**SET TASK:** Quote every entry word for word.

**Stored records:**
— BEGIN —

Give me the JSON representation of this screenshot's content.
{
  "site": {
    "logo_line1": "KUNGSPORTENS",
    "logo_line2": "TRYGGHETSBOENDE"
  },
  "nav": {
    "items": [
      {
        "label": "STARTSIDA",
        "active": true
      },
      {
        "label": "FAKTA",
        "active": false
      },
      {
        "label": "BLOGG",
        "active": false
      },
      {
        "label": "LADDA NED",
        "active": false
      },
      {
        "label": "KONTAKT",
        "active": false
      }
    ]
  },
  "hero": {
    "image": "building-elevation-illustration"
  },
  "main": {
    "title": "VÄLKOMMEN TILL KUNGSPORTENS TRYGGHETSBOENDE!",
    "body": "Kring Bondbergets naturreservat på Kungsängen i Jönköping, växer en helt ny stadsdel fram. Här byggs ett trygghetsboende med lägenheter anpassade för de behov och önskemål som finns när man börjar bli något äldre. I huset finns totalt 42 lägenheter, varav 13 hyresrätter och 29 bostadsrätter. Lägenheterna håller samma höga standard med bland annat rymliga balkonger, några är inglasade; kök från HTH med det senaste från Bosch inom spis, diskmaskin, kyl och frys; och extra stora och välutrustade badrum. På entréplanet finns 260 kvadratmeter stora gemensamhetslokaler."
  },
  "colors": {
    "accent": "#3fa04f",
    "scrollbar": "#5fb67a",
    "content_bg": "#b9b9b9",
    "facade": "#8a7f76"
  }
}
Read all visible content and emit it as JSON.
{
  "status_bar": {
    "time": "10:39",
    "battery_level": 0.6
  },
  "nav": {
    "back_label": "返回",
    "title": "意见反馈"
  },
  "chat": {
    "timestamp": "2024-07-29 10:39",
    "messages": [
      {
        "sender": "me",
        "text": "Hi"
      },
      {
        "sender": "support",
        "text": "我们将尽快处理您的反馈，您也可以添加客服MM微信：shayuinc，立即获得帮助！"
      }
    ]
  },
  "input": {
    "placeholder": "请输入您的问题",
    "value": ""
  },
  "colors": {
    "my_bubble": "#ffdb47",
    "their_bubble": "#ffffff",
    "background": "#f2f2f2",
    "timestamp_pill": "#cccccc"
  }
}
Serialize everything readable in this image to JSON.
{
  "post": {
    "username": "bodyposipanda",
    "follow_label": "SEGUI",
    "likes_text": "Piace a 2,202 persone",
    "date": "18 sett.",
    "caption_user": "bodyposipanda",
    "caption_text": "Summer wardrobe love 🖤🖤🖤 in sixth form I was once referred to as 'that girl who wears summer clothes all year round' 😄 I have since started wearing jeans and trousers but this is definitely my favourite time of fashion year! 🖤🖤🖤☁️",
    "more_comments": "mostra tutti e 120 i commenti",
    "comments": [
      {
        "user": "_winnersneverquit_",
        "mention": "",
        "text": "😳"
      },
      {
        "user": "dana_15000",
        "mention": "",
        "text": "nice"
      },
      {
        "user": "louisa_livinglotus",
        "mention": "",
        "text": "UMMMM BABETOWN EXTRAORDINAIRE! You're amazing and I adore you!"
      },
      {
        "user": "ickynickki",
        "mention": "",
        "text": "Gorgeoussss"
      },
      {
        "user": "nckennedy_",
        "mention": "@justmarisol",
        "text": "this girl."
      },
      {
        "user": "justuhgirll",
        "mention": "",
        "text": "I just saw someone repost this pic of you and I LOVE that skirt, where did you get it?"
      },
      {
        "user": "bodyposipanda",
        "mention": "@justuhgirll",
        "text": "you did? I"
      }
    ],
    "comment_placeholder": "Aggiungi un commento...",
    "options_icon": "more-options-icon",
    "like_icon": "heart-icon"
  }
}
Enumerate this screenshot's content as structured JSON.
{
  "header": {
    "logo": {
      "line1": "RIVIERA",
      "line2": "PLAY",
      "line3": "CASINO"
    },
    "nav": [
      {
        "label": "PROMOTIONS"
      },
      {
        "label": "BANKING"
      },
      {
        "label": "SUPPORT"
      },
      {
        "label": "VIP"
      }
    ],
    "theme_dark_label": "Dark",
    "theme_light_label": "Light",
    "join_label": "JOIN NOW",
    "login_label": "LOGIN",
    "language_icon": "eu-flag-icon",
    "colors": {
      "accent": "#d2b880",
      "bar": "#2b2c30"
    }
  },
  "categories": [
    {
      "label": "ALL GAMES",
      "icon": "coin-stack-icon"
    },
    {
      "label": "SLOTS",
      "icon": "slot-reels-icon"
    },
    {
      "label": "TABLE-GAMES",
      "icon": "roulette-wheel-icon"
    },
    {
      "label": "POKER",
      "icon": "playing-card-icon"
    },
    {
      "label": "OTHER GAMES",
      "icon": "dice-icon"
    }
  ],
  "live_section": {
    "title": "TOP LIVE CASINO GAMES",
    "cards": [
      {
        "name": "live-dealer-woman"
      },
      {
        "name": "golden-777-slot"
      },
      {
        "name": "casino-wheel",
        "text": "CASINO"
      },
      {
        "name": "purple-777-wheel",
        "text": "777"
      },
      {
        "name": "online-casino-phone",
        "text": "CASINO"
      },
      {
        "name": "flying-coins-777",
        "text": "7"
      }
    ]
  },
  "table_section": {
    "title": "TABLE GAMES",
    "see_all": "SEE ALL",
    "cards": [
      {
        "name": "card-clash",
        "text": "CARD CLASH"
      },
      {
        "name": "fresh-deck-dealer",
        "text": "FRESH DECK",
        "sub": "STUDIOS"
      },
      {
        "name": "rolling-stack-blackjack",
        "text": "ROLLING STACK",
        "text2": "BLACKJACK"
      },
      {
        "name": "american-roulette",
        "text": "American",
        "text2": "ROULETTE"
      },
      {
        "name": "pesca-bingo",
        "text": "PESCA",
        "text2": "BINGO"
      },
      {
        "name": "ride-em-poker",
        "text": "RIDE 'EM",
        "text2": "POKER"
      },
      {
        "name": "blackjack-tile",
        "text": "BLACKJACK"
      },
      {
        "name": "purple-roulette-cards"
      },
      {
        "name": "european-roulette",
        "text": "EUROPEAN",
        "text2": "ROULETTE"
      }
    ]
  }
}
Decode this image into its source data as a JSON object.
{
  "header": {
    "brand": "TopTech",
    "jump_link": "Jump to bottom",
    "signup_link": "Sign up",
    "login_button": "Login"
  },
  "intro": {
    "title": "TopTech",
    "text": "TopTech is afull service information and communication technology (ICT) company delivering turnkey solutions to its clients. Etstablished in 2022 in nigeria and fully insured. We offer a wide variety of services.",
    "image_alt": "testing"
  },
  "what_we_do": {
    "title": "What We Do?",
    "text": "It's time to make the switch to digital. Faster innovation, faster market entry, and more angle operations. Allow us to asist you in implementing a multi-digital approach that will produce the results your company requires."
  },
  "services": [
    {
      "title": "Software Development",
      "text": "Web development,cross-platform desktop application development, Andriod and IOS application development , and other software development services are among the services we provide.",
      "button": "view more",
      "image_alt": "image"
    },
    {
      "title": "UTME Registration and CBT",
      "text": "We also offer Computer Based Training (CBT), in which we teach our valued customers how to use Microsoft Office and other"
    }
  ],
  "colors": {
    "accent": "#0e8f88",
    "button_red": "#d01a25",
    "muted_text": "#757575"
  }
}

— END —

**RESULT FOR THIS TASK:**
Give me the JSON representation of this screenshot's content.
{
  "site": {
    "logo_line1": "KUNGSPORTENS",
    "logo_line2": "TRYGGHETSBOENDE"
  },
  "nav": {
    "items": [
      {
        "label": "STARTSIDA",
        "active": true
      },
      {
        "label": "FAKTA",
        "active": false
      },
      {
        "label": "BLOGG",
        "active": false
      },
      {
        "label": "LADDA NED",
        "active": false
      },
      {
        "label": "KONTAKT",
        "active": false
      }
    ]
  },
  "hero": {
    "image": "building-elevation-illustration"
  },
  "main": {
    "title": "VÄLKOMMEN TILL KUNGSPORTENS TRYGGHETSBOENDE!",
    "body": "Kring Bondbergets naturreservat på Kungsängen i Jönköping, växer en helt ny stadsdel fram. Här byggs ett trygghetsboende med lägenheter anpassade för de behov och önskemål som finns när man börjar bli något äldre. I huset finns totalt 42 lägenheter, varav 13 hyresrätter och 29 bostadsrätter. Lägenheterna håller samma höga standard med bland annat rymliga balkonger, några är inglasade; kök från HTH med det senaste från Bosch inom spis, diskmaskin, kyl och frys; och extra stora och välutrustade badrum. På entréplanet finns 260 kvadratmeter stora gemensamhetslokaler."
  },
  "colors": {
    "accent": "#3fa04f",
    "scrollbar": "#5fb67a",
    "content_bg": "#b9b9b9",
    "facade": "#8a7f76"
  }
}
Read all visible content and emit it as JSON.
{
  "status_bar": {
    "time": "10:39",
    "battery_level": 0.6
  },
  "nav": {
    "back_label": "返回",
    "title": "意见反馈"
  },
  "chat": {
    "timestamp": "2024-07-29 10:39",
    "messages": [
      {
        "sender": "me",
        "text": "Hi"
      },
      {
        "sender": "support",
        "text": "我们将尽快处理您的反馈，您也可以添加客服MM微信：shayuinc，立即获得帮助！"
      }
    ]
  },
  "input": {
    "placeholder": "请输入您的问题",
    "value": ""
  },
  "colors": {
    "my_bubble": "#ffdb47",
    "their_bubble": "#ffffff",
    "background": "#f2f2f2",
    "timestamp_pill": "#cccccc"
  }
}
Serialize everything readable in this image to JSON.
{
  "post": {
    "username": "bodyposipanda",
    "follow_label": "SEGUI",
    "likes_text": "Piace a 2,202 persone",
    "date": "18 sett.",
    "caption_user": "bodyposipanda",
    "caption_text": "Summer wardrobe love 🖤🖤🖤 in sixth form I was once referred to as 'that girl who wears summer clothes all year round' 😄 I have since started wearing jeans and trousers but this is definitely my favourite time of fashion year! 🖤🖤🖤☁️",
    "more_comments": "mostra tutti e 120 i commenti",
    "comments": [
      {
        "user": "_winnersneverquit_",
        "mention": "",
        "text": "😳"
      },
      {
        "user": "dana_15000",
        "mention": "",
        "text": "nice"
      },
      {
        "user": "louisa_livinglotus",
        "mention": "",
        "text": "UMMMM BABETOWN EXTRAORDINAIRE! You're amazing and I adore you!"
      },
      {
        "user": "ickynickki",
        "mention": "",
        "text": "Gorgeoussss"
      },
      {
        "user": "nckennedy_",
        "mention": "@justmarisol",
        "text": "this girl."
      },
      {
        "user": "justuhgirll",
        "mention": "",
        "text": "I just saw someone repost this pic of you and I LOVE that skirt, where did you get it?"
      },
      {
        "user": "bodyposipanda",
        "mention": "@justuhgirll",
        "text": "you did? I"
      }
    ],
    "comment_placeholder": "Aggiungi un commento...",
    "options_icon": "more-options-icon",
    "like_icon": "heart-icon"
  }
}
Enumerate this screenshot's content as structured JSON.
{
  "header": {
    "logo": {
      "line1": "RIVIERA",
      "line2": "PLAY",
      "line3": "CASINO"
    },
    "nav": [
      {
        "label": "PROMOTIONS"
      },
      {
        "label": "BANKING"
      },
      {
        "label": "SUPPORT"
      },
      {
        "label": "VIP"
      }
    ],
    "theme_dark_label": "Dark",
    "theme_light_label": "Light",
    "join_label": "JOIN NOW",
    "login_label": "LOGIN",
    "language_icon": "eu-flag-icon",
    "colors": {
      "accent": "#d2b880",
      "bar": "#2b2c30"
    }
  },
  "categories": [
    {
      "label": "ALL GAMES",
      "icon": "coin-stack-icon"
    },
    {
      "label": "SLOTS",
      "icon": "slot-reels-icon"
    },
    {
      "label": "TABLE-GAMES",
      "icon": "roulette-wheel-icon"
    },
    {
      "label": "POKER",
      "icon": "playing-card-icon"
    },
    {
      "label": "OTHER GAMES",
      "icon": "dice-icon"
    }
  ],
  "live_section": {
    "title": "TOP LIVE CASINO GAMES",
    "cards": [
      {
        "name": "live-dealer-woman"
      },
      {
        "name": "golden-777-slot"
      },
      {
        "name": "casino-wheel",
        "text": "CASINO"
      },
      {
        "name": "purple-777-wheel",
        "text": "777"
      },
      {
        "name": "online-casino-phone",
        "text": "CASINO"
      },
      {
        "name": "flying-coins-777",
        "text": "7"
      }
    ]
  },
  "table_section": {
    "title": "TABLE GAMES",
    "see_all": "SEE ALL",
    "cards": [
      {
        "name": "card-clash",
        "text": "CARD CLASH"
      },
      {
        "name": "fresh-deck-dealer",
        "text": "FRESH DECK",
        "sub": "STUDIOS"
      },
      {
        "name": "rolling-stack-blackjack",
        "text": "ROLLING STACK",
        "text2": "BLACKJACK"
      },
      {
        "name": "american-roulette",
        "text": "American",
        "text2": "ROULETTE"
      },
      {
        "name": "pesca-bingo",
        "text": "PESCA",
        "text2": "BINGO"
      },
      {
        "name": "ride-em-poker",
        "text": "RIDE 'EM",
        "text2": "POKER"
      },
      {
        "name": "blackjack-tile",
        "text": "BLACKJACK"
      },
      {
        "name": "purple-roulette-cards"
      },
      {
        "name": "european-roulette",
        "text": "EUROPEAN",
        "text2": "ROULETTE"
      }
    ]
  }
}
Decode this image into its source data as a JSON object.
{
  "header": {
    "brand": "TopTech",
    "jump_link": "Jump to bottom",
    "signup_link": "Sign up",
    "login_button": "Login"
  },
  "intro": {
    "title": "TopTech",
    "text": "TopTech is afull service information and communication technology (ICT) company delivering turnkey solutions to its clients. Etstablished in 2022 in nigeria and fully insured. We offer a wide variety of services.",
    "image_alt": "testing"
  },
  "what_we_do": {
    "title": "What We Do?",
    "text": "It's time to make the switch to digital. Faster innovation, faster market entry, and more angle operations. Allow us to asist you in implementing a multi-digital approach that will produce the results your company requires."
  },
  "services": [
    {
      "title": "Software Development",
      "text": "Web development,cross-platform desktop application development, Andriod and IOS application development , and other software development services are among the services we provide.",
      "button": "view more",
      "image_alt": "image"
    },
    {
      "title": "UTME Registration and CBT",
      "text": "We also offer Computer Based Training (CBT), in which we teach our valued customers how to use Microsoft Office and other"
    }
  ],
  "colors": {
    "accent": "#0e8f88",
    "button_red": "#d01a25",
    "muted_text": "#757575"
  }
}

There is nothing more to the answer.